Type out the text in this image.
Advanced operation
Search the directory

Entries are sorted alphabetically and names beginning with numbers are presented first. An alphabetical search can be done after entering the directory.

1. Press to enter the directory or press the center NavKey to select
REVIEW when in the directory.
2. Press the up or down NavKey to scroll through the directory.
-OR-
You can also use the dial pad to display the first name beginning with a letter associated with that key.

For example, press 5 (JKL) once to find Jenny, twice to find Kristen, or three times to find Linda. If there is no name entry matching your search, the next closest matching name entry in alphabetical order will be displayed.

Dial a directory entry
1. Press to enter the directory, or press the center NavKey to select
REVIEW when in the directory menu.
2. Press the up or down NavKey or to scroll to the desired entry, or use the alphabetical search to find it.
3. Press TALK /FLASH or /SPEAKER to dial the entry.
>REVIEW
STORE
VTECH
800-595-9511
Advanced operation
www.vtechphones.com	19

==

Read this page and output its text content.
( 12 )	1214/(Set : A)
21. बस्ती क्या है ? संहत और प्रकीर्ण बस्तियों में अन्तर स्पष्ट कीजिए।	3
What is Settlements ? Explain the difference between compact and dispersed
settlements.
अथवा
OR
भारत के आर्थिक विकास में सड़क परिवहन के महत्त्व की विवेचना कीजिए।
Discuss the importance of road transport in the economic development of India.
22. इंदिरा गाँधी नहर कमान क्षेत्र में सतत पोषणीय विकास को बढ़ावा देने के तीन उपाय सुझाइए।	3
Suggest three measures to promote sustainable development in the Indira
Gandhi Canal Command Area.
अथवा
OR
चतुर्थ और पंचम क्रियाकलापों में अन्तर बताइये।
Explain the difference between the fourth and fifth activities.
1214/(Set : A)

__Work instructions__: Find every line above that contains the word "text", and return each one.

__Answer for the task__:
Type out the text in this image.
Read this page and output its text content.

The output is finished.